# Description of the task:
Extract, from the records beneath this instruction, each line that contains the word "νάτριον".

# Records supplied:
— Start —
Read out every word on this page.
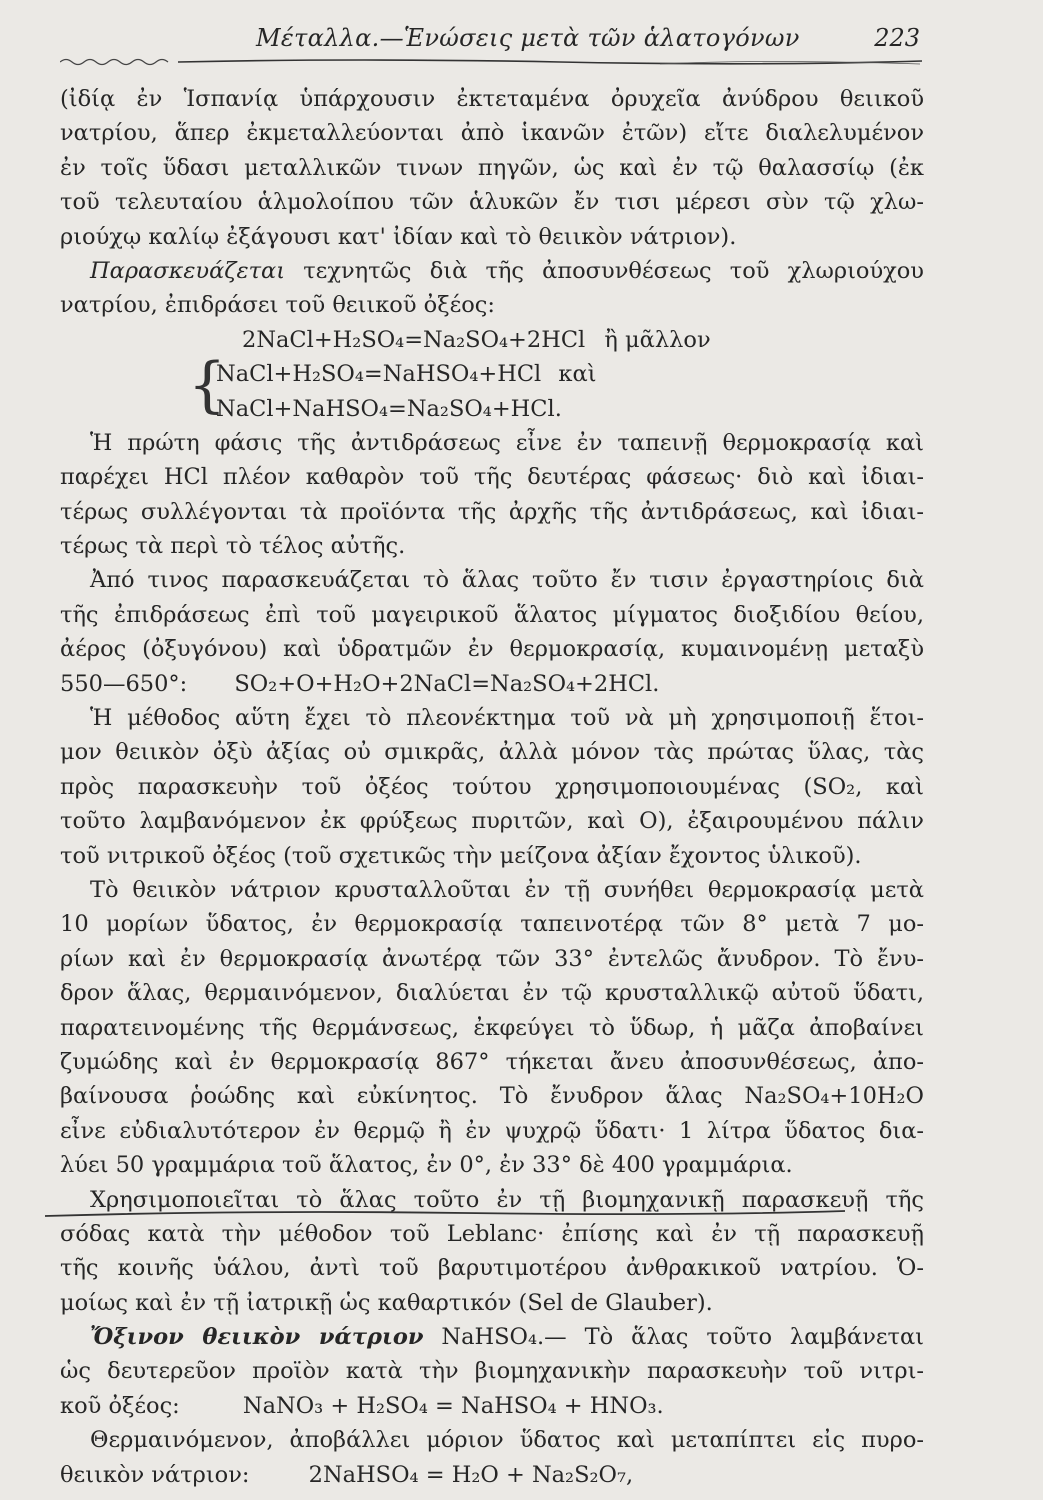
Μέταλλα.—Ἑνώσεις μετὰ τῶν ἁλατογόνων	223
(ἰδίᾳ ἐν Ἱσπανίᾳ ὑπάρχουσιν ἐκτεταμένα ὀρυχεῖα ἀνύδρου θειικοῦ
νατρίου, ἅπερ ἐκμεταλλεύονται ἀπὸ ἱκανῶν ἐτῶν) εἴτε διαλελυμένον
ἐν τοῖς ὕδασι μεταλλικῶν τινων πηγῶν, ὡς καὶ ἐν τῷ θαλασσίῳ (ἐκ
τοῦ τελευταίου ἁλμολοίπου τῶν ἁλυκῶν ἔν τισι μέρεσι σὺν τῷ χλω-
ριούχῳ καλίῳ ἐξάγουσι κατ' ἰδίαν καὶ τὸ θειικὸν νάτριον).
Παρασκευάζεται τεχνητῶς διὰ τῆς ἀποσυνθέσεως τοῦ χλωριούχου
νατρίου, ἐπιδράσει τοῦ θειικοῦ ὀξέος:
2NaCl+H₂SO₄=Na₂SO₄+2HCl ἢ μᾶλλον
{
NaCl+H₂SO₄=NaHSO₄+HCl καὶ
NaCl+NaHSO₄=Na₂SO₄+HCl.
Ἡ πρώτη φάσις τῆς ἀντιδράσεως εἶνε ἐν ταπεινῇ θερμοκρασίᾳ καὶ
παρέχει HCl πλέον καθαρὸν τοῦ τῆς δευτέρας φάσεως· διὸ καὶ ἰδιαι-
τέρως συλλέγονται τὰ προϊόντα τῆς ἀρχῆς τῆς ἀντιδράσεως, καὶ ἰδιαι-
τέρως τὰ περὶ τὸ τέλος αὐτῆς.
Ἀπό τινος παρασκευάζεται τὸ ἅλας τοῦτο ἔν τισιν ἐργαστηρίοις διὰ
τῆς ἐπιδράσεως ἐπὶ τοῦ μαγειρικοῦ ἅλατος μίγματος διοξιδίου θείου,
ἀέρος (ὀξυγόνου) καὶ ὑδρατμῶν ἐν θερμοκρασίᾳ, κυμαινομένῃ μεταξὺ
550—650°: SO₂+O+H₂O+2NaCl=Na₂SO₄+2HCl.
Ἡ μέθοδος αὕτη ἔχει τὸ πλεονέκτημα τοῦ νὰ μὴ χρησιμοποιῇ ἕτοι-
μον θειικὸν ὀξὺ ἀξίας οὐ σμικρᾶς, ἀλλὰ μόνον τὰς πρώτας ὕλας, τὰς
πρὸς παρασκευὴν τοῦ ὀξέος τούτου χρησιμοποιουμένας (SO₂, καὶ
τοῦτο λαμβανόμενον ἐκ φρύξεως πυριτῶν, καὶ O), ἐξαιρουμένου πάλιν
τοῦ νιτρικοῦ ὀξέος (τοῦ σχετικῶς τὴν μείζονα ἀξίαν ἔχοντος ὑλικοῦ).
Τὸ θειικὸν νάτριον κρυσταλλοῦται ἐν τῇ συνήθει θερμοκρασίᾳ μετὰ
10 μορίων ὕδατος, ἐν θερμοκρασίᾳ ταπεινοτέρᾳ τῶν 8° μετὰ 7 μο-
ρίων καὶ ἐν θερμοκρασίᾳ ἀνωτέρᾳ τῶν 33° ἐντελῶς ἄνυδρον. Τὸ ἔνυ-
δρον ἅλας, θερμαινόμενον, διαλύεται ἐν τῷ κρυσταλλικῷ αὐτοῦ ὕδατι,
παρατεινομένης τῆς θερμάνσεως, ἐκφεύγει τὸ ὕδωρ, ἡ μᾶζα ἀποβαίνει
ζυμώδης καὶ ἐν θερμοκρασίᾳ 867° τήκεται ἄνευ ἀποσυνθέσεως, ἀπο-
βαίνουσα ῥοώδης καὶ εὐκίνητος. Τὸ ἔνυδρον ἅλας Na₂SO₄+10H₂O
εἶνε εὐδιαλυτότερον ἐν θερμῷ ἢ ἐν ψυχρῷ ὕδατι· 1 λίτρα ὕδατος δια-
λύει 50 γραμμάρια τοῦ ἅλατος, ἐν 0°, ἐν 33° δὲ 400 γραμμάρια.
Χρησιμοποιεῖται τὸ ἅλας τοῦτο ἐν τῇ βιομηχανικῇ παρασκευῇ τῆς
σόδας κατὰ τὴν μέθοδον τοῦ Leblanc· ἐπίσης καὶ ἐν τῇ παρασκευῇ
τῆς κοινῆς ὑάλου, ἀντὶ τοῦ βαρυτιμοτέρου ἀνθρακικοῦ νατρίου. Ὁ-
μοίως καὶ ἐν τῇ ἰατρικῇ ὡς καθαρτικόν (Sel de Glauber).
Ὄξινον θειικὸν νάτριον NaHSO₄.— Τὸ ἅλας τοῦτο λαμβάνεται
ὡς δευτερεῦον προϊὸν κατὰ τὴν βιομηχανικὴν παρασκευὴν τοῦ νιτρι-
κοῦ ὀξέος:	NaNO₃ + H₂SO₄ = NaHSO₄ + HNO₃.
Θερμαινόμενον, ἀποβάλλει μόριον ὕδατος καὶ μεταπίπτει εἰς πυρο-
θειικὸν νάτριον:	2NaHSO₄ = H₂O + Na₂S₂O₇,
— End —
# Complete output:
ριούχῳ καλίῳ ἐξάγουσι κατ' ἰδίαν καὶ τὸ θειικὸν νάτριον).
Τὸ θειικὸν νάτριον κρυσταλλοῦται ἐν τῇ συνήθει θερμοκρασίᾳ μετὰ
Ὄξινον θειικὸν νάτριον NaHSO₄.— Τὸ ἅλας τοῦτο λαμβάνεται
θειικὸν νάτριον:	2NaHSO₄ = H₂O + Na₂S₂O₇,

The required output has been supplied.